**Records provided:**
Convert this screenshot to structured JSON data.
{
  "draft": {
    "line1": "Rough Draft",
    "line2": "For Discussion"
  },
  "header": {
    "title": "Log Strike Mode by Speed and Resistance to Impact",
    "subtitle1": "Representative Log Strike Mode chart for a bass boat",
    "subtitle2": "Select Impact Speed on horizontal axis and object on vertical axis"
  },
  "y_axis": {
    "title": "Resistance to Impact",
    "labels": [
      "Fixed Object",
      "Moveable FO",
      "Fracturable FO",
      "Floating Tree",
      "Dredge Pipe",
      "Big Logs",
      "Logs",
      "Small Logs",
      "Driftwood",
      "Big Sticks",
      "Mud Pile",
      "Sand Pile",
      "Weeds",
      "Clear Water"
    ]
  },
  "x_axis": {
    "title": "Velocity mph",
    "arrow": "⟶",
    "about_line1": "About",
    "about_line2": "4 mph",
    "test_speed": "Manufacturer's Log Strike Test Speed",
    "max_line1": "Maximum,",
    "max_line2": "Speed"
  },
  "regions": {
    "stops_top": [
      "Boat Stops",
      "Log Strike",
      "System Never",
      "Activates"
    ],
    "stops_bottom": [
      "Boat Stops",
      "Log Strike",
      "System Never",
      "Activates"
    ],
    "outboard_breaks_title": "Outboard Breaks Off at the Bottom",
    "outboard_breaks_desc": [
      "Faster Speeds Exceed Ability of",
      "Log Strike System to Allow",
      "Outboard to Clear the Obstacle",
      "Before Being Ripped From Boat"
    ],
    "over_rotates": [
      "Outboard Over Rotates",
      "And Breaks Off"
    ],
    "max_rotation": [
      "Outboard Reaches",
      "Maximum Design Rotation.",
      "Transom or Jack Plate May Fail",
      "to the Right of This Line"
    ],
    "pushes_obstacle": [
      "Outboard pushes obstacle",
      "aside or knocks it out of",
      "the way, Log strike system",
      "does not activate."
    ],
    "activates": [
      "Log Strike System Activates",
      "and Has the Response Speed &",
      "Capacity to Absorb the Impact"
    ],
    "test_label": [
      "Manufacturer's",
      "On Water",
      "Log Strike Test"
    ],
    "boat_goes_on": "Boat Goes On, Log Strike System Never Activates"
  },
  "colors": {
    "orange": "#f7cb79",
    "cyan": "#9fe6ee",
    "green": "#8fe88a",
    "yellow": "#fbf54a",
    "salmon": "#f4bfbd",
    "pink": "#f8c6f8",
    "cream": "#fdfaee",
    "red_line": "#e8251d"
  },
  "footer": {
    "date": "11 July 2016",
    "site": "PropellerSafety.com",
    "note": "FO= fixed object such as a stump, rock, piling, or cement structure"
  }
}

**Written request:**
Your task is to retype all of the records exactly.

**Exercise answer:**
Convert this screenshot to structured JSON data.
{
  "draft": {
    "line1": "Rough Draft",
    "line2": "For Discussion"
  },
  "header": {
    "title": "Log Strike Mode by Speed and Resistance to Impact",
    "subtitle1": "Representative Log Strike Mode chart for a bass boat",
    "subtitle2": "Select Impact Speed on horizontal axis and object on vertical axis"
  },
  "y_axis": {
    "title": "Resistance to Impact",
    "labels": [
      "Fixed Object",
      "Moveable FO",
      "Fracturable FO",
      "Floating Tree",
      "Dredge Pipe",
      "Big Logs",
      "Logs",
      "Small Logs",
      "Driftwood",
      "Big Sticks",
      "Mud Pile",
      "Sand Pile",
      "Weeds",
      "Clear Water"
    ]
  },
  "x_axis": {
    "title": "Velocity mph",
    "arrow": "⟶",
    "about_line1": "About",
    "about_line2": "4 mph",
    "test_speed": "Manufacturer's Log Strike Test Speed",
    "max_line1": "Maximum,",
    "max_line2": "Speed"
  },
  "regions": {
    "stops_top": [
      "Boat Stops",
      "Log Strike",
      "System Never",
      "Activates"
    ],
    "stops_bottom": [
      "Boat Stops",
      "Log Strike",
      "System Never",
      "Activates"
    ],
    "outboard_breaks_title": "Outboard Breaks Off at the Bottom",
    "outboard_breaks_desc": [
      "Faster Speeds Exceed Ability of",
      "Log Strike System to Allow",
      "Outboard to Clear the Obstacle",
      "Before Being Ripped From Boat"
    ],
    "over_rotates": [
      "Outboard Over Rotates",
      "And Breaks Off"
    ],
    "max_rotation": [
      "Outboard Reaches",
      "Maximum Design Rotation.",
      "Transom or Jack Plate May Fail",
      "to the Right of This Line"
    ],
    "pushes_obstacle": [
      "Outboard pushes obstacle",
      "aside or knocks it out of",
      "the way, Log strike system",
      "does not activate."
    ],
    "activates": [
      "Log Strike System Activates",
      "and Has the Response Speed &",
      "Capacity to Absorb the Impact"
    ],
    "test_label": [
      "Manufacturer's",
      "On Water",
      "Log Strike Test"
    ],
    "boat_goes_on": "Boat Goes On, Log Strike System Never Activates"
  },
  "colors": {
    "orange": "#f7cb79",
    "cyan": "#9fe6ee",
    "green": "#8fe88a",
    "yellow": "#fbf54a",
    "salmon": "#f4bfbd",
    "pink": "#f8c6f8",
    "cream": "#fdfaee",
    "red_line": "#e8251d"
  },
  "footer": {
    "date": "11 July 2016",
    "site": "PropellerSafety.com",
    "note": "FO= fixed object such as a stump, rock, piling, or cement structure"
  }
}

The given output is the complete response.